> _The exercise_
Output every entry exactly as given.

> _Excerpted records_
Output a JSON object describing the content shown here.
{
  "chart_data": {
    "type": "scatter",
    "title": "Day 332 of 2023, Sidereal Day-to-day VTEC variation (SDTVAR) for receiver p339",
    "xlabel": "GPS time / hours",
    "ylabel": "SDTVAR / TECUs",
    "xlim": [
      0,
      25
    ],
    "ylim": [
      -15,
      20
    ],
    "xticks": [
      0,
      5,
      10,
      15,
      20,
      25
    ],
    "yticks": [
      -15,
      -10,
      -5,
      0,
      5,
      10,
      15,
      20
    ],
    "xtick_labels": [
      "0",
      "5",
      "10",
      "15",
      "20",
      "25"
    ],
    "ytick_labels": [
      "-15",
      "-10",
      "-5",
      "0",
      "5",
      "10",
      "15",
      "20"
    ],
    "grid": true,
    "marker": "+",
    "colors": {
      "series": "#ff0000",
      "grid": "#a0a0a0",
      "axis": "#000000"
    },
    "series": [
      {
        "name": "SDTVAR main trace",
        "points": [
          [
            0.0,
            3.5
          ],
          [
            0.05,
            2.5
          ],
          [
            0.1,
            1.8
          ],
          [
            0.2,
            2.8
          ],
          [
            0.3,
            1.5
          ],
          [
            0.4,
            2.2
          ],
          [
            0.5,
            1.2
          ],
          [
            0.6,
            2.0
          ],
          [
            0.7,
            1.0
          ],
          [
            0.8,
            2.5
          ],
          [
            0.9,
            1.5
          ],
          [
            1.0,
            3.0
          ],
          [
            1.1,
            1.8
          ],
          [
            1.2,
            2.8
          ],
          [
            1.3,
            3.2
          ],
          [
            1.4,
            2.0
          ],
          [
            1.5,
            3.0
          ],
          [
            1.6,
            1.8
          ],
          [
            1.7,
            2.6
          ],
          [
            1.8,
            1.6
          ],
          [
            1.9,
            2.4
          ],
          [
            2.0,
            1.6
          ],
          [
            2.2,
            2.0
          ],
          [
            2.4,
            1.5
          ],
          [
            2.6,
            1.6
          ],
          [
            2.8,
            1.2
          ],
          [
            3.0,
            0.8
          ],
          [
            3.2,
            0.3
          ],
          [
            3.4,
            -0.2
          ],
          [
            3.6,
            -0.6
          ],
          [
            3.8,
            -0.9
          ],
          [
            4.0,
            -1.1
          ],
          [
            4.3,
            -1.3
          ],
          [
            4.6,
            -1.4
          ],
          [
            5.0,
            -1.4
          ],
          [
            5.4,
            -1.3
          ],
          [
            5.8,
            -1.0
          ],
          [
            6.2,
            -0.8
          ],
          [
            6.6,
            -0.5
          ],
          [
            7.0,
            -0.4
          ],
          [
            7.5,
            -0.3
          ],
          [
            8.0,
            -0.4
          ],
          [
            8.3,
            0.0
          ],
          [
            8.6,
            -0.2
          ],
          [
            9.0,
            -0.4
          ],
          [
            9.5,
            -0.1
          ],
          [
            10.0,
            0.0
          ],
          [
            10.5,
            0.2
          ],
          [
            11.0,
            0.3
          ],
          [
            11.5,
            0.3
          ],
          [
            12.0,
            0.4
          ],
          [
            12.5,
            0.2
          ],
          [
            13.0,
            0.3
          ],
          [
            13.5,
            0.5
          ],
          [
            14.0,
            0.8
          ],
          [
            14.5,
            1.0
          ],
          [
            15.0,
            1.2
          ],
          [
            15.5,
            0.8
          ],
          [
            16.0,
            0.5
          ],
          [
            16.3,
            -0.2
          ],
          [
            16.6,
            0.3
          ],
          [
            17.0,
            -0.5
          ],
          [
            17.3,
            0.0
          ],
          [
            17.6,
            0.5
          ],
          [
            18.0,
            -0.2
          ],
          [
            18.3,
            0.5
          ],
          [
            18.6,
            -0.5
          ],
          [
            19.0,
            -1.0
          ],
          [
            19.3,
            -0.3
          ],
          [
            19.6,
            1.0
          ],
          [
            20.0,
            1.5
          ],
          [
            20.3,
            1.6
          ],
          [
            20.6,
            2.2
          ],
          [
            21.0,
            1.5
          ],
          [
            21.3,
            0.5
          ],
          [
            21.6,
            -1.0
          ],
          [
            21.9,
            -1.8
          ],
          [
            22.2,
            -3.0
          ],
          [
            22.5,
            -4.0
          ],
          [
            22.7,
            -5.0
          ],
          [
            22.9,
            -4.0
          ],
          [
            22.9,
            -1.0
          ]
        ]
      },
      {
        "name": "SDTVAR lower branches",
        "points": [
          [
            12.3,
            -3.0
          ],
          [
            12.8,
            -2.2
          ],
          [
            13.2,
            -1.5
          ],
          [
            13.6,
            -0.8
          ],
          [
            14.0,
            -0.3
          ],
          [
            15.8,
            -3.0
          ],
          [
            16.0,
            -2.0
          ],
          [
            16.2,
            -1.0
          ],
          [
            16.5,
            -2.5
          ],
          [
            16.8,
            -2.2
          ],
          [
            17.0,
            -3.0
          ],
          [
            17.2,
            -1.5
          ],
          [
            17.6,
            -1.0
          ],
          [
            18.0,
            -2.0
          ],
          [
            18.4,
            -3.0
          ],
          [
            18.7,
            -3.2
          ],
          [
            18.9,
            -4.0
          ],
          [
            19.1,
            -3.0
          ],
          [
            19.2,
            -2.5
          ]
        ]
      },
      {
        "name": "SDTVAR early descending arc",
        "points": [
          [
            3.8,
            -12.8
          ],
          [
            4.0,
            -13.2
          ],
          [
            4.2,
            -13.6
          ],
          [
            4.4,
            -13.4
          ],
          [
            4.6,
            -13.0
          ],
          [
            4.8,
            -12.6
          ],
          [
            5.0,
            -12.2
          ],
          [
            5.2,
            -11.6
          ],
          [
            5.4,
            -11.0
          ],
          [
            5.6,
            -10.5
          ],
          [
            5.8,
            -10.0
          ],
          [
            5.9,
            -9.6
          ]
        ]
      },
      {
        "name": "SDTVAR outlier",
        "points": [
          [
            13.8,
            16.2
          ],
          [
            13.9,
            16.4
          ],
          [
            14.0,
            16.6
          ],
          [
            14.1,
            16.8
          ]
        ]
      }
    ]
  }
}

> _The solution_
Output a JSON object describing the content shown here.
{
  "chart_data": {
    "type": "scatter",
    "title": "Day 332 of 2023, Sidereal Day-to-day VTEC variation (SDTVAR) for receiver p339",
    "xlabel": "GPS time / hours",
    "ylabel": "SDTVAR / TECUs",
    "xlim": [
      0,
      25
    ],
    "ylim": [
      -15,
      20
    ],
    "xticks": [
      0,
      5,
      10,
      15,
      20,
      25
    ],
    "yticks": [
      -15,
      -10,
      -5,
      0,
      5,
      10,
      15,
      20
    ],
    "xtick_labels": [
      "0",
      "5",
      "10",
      "15",
      "20",
      "25"
    ],
    "ytick_labels": [
      "-15",
      "-10",
      "-5",
      "0",
      "5",
      "10",
      "15",
      "20"
    ],
    "grid": true,
    "marker": "+",
    "colors": {
      "series": "#ff0000",
      "grid": "#a0a0a0",
      "axis": "#000000"
    },
    "series": [
      {
        "name": "SDTVAR main trace",
        "points": [
          [
            0.0,
            3.5
          ],
          [
            0.05,
            2.5
          ],
          [
            0.1,
            1.8
          ],
          [
            0.2,
            2.8
          ],
          [
            0.3,
            1.5
          ],
          [
            0.4,
            2.2
          ],
          [
            0.5,
            1.2
          ],
          [
            0.6,
            2.0
          ],
          [
            0.7,
            1.0
          ],
          [
            0.8,
            2.5
          ],
          [
            0.9,
            1.5
          ],
          [
            1.0,
            3.0
          ],
          [
            1.1,
            1.8
          ],
          [
            1.2,
            2.8
          ],
          [
            1.3,
            3.2
          ],
          [
            1.4,
            2.0
          ],
          [
            1.5,
            3.0
          ],
          [
            1.6,
            1.8
          ],
          [
            1.7,
            2.6
          ],
          [
            1.8,
            1.6
          ],
          [
            1.9,
            2.4
          ],
          [
            2.0,
            1.6
          ],
          [
            2.2,
            2.0
          ],
          [
            2.4,
            1.5
          ],
          [
            2.6,
            1.6
          ],
          [
            2.8,
            1.2
          ],
          [
            3.0,
            0.8
          ],
          [
            3.2,
            0.3
          ],
          [
            3.4,
            -0.2
          ],
          [
            3.6,
            -0.6
          ],
          [
            3.8,
            -0.9
          ],
          [
            4.0,
            -1.1
          ],
          [
            4.3,
            -1.3
          ],
          [
            4.6,
            -1.4
          ],
          [
            5.0,
            -1.4
          ],
          [
            5.4,
            -1.3
          ],
          [
            5.8,
            -1.0
          ],
          [
            6.2,
            -0.8
          ],
          [
            6.6,
            -0.5
          ],
          [
            7.0,
            -0.4
          ],
          [
            7.5,
            -0.3
          ],
          [
            8.0,
            -0.4
          ],
          [
            8.3,
            0.0
          ],
          [
            8.6,
            -0.2
          ],
          [
            9.0,
            -0.4
          ],
          [
            9.5,
            -0.1
          ],
          [
            10.0,
            0.0
          ],
          [
            10.5,
            0.2
          ],
          [
            11.0,
            0.3
          ],
          [
            11.5,
            0.3
          ],
          [
            12.0,
            0.4
          ],
          [
            12.5,
            0.2
          ],
          [
            13.0,
            0.3
          ],
          [
            13.5,
            0.5
          ],
          [
            14.0,
            0.8
          ],
          [
            14.5,
            1.0
          ],
          [
            15.0,
            1.2
          ],
          [
            15.5,
            0.8
          ],
          [
            16.0,
            0.5
          ],
          [
            16.3,
            -0.2
          ],
          [
            16.6,
            0.3
          ],
          [
            17.0,
            -0.5
          ],
          [
            17.3,
            0.0
          ],
          [
            17.6,
            0.5
          ],
          [
            18.0,
            -0.2
          ],
          [
            18.3,
            0.5
          ],
          [
            18.6,
            -0.5
          ],
          [
            19.0,
            -1.0
          ],
          [
            19.3,
            -0.3
          ],
          [
            19.6,
            1.0
          ],
          [
            20.0,
            1.5
          ],
          [
            20.3,
            1.6
          ],
          [
            20.6,
            2.2
          ],
          [
            21.0,
            1.5
          ],
          [
            21.3,
            0.5
          ],
          [
            21.6,
            -1.0
          ],
          [
            21.9,
            -1.8
          ],
          [
            22.2,
            -3.0
          ],
          [
            22.5,
            -4.0
          ],
          [
            22.7,
            -5.0
          ],
          [
            22.9,
            -4.0
          ],
          [
            22.9,
            -1.0
          ]
        ]
      },
      {
        "name": "SDTVAR lower branches",
        "points": [
          [
            12.3,
            -3.0
          ],
          [
            12.8,
            -2.2
          ],
          [
            13.2,
            -1.5
          ],
          [
            13.6,
            -0.8
          ],
          [
            14.0,
            -0.3
          ],
          [
            15.8,
            -3.0
          ],
          [
            16.0,
            -2.0
          ],
          [
            16.2,
            -1.0
          ],
          [
            16.5,
            -2.5
          ],
          [
            16.8,
            -2.2
          ],
          [
            17.0,
            -3.0
          ],
          [
            17.2,
            -1.5
          ],
          [
            17.6,
            -1.0
          ],
          [
            18.0,
            -2.0
          ],
          [
            18.4,
            -3.0
          ],
          [
            18.7,
            -3.2
          ],
          [
            18.9,
            -4.0
          ],
          [
            19.1,
            -3.0
          ],
          [
            19.2,
            -2.5
          ]
        ]
      },
      {
        "name": "SDTVAR early descending arc",
        "points": [
          [
            3.8,
            -12.8
          ],
          [
            4.0,
            -13.2
          ],
          [
            4.2,
            -13.6
          ],
          [
            4.4,
            -13.4
          ],
          [
            4.6,
            -13.0
          ],
          [
            4.8,
            -12.6
          ],
          [
            5.0,
            -12.2
          ],
          [
            5.2,
            -11.6
          ],
          [
            5.4,
            -11.0
          ],
          [
            5.6,
            -10.5
          ],
          [
            5.8,
            -10.0
          ],
          [
            5.9,
            -9.6
          ]
        ]
      },
      {
        "name": "SDTVAR outlier",
        "points": [
          [
            13.8,
            16.2
          ],
          [
            13.9,
            16.4
          ],
          [
            14.0,
            16.6
          ],
          [
            14.1,
            16.8
          ]
        ]
      }
    ]
  }
}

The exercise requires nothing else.